:: What is being asked ::
Look at the entries below and reproduce them exactly.

++++

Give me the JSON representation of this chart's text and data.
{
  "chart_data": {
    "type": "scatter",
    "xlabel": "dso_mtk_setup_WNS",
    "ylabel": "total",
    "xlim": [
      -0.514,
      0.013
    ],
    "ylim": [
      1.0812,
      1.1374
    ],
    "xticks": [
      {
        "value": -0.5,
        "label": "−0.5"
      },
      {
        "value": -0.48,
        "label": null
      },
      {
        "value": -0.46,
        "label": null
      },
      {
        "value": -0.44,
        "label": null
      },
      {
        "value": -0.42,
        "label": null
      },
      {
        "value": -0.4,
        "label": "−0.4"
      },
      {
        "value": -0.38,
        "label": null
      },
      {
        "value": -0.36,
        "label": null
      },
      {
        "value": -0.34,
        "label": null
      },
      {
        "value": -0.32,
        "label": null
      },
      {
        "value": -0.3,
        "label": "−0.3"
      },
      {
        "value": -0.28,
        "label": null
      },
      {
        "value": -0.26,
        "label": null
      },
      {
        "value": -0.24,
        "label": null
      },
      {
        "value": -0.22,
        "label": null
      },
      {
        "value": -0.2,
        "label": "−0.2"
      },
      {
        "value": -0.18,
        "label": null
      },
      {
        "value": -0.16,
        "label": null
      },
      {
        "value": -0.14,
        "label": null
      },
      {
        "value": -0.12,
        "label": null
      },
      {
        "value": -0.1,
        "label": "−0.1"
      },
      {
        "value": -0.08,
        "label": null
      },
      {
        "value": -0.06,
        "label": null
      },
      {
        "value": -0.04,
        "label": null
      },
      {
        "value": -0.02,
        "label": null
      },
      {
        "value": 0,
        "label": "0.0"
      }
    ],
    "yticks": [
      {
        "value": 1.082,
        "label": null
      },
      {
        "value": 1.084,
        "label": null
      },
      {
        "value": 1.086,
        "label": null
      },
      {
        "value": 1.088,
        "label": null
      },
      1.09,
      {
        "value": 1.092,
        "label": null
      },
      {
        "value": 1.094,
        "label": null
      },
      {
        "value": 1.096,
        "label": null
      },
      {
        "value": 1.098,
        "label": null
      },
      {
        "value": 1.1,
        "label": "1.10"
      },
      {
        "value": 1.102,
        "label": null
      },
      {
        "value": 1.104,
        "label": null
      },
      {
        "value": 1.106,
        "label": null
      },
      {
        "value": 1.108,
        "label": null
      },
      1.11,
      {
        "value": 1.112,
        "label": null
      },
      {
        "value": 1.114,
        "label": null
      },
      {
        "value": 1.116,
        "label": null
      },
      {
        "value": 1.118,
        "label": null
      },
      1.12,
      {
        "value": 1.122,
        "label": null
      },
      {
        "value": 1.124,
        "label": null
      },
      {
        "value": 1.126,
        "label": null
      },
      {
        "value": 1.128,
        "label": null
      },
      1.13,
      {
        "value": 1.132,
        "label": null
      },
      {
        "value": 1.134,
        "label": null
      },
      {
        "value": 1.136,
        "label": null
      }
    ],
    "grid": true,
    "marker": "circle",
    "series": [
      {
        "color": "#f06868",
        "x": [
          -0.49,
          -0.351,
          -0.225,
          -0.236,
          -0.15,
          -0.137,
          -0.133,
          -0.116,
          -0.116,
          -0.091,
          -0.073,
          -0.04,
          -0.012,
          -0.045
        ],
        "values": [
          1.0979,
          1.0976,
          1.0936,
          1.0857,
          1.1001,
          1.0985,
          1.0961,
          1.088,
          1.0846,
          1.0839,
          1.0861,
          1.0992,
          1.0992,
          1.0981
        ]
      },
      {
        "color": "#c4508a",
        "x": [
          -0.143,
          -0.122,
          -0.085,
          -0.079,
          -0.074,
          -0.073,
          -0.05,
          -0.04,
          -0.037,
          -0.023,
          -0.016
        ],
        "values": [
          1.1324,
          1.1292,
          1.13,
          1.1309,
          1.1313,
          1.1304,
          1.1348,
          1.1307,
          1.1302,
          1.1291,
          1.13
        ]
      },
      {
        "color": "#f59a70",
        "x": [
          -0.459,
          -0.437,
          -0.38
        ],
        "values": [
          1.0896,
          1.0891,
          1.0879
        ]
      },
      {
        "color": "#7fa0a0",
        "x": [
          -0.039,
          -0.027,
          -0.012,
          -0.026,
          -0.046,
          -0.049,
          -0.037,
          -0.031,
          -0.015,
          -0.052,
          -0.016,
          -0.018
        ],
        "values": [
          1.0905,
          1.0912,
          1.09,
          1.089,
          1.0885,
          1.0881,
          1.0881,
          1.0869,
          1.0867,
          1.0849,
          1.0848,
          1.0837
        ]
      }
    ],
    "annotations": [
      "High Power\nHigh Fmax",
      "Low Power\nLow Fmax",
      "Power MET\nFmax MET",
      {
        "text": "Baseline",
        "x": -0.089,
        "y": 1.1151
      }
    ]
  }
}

++++

:: Expected answer ::
Give me the JSON representation of this chart's text and data.
{
  "chart_data": {
    "type": "scatter",
    "xlabel": "dso_mtk_setup_WNS",
    "ylabel": "total",
    "xlim": [
      -0.514,
      0.013
    ],
    "ylim": [
      1.0812,
      1.1374
    ],
    "xticks": [
      {
        "value": -0.5,
        "label": "−0.5"
      },
      {
        "value": -0.48,
        "label": null
      },
      {
        "value": -0.46,
        "label": null
      },
      {
        "value": -0.44,
        "label": null
      },
      {
        "value": -0.42,
        "label": null
      },
      {
        "value": -0.4,
        "label": "−0.4"
      },
      {
        "value": -0.38,
        "label": null
      },
      {
        "value": -0.36,
        "label": null
      },
      {
        "value": -0.34,
        "label": null
      },
      {
        "value": -0.32,
        "label": null
      },
      {
        "value": -0.3,
        "label": "−0.3"
      },
      {
        "value": -0.28,
        "label": null
      },
      {
        "value": -0.26,
        "label": null
      },
      {
        "value": -0.24,
        "label": null
      },
      {
        "value": -0.22,
        "label": null
      },
      {
        "value": -0.2,
        "label": "−0.2"
      },
      {
        "value": -0.18,
        "label": null
      },
      {
        "value": -0.16,
        "label": null
      },
      {
        "value": -0.14,
        "label": null
      },
      {
        "value": -0.12,
        "label": null
      },
      {
        "value": -0.1,
        "label": "−0.1"
      },
      {
        "value": -0.08,
        "label": null
      },
      {
        "value": -0.06,
        "label": null
      },
      {
        "value": -0.04,
        "label": null
      },
      {
        "value": -0.02,
        "label": null
      },
      {
        "value": 0,
        "label": "0.0"
      }
    ],
    "yticks": [
      {
        "value": 1.082,
        "label": null
      },
      {
        "value": 1.084,
        "label": null
      },
      {
        "value": 1.086,
        "label": null
      },
      {
        "value": 1.088,
        "label": null
      },
      1.09,
      {
        "value": 1.092,
        "label": null
      },
      {
        "value": 1.094,
        "label": null
      },
      {
        "value": 1.096,
        "label": null
      },
      {
        "value": 1.098,
        "label": null
      },
      {
        "value": 1.1,
        "label": "1.10"
      },
      {
        "value": 1.102,
        "label": null
      },
      {
        "value": 1.104,
        "label": null
      },
      {
        "value": 1.106,
        "label": null
      },
      {
        "value": 1.108,
        "label": null
      },
      1.11,
      {
        "value": 1.112,
        "label": null
      },
      {
        "value": 1.114,
        "label": null
      },
      {
        "value": 1.116,
        "label": null
      },
      {
        "value": 1.118,
        "label": null
      },
      1.12,
      {
        "value": 1.122,
        "label": null
      },
      {
        "value": 1.124,
        "label": null
      },
      {
        "value": 1.126,
        "label": null
      },
      {
        "value": 1.128,
        "label": null
      },
      1.13,
      {
        "value": 1.132,
        "label": null
      },
      {
        "value": 1.134,
        "label": null
      },
      {
        "value": 1.136,
        "label": null
      }
    ],
    "grid": true,
    "marker": "circle",
    "series": [
      {
        "color": "#f06868",
        "x": [
          -0.49,
          -0.351,
          -0.225,
          -0.236,
          -0.15,
          -0.137,
          -0.133,
          -0.116,
          -0.116,
          -0.091,
          -0.073,
          -0.04,
          -0.012,
          -0.045
        ],
        "values": [
          1.0979,
          1.0976,
          1.0936,
          1.0857,
          1.1001,
          1.0985,
          1.0961,
          1.088,
          1.0846,
          1.0839,
          1.0861,
          1.0992,
          1.0992,
          1.0981
        ]
      },
      {
        "color": "#c4508a",
        "x": [
          -0.143,
          -0.122,
          -0.085,
          -0.079,
          -0.074,
          -0.073,
          -0.05,
          -0.04,
          -0.037,
          -0.023,
          -0.016
        ],
        "values": [
          1.1324,
          1.1292,
          1.13,
          1.1309,
          1.1313,
          1.1304,
          1.1348,
          1.1307,
          1.1302,
          1.1291,
          1.13
        ]
      },
      {
        "color": "#f59a70",
        "x": [
          -0.459,
          -0.437,
          -0.38
        ],
        "values": [
          1.0896,
          1.0891,
          1.0879
        ]
      },
      {
        "color": "#7fa0a0",
        "x": [
          -0.039,
          -0.027,
          -0.012,
          -0.026,
          -0.046,
          -0.049,
          -0.037,
          -0.031,
          -0.015,
          -0.052,
          -0.016,
          -0.018
        ],
        "values": [
          1.0905,
          1.0912,
          1.09,
          1.089,
          1.0885,
          1.0881,
          1.0881,
          1.0869,
          1.0867,
          1.0849,
          1.0848,
          1.0837
        ]
      }
    ],
    "annotations": [
      "High Power\nHigh Fmax",
      "Low Power\nLow Fmax",
      "Power MET\nFmax MET",
      {
        "text": "Baseline",
        "x": -0.089,
        "y": 1.1151
      }
    ]
  }
}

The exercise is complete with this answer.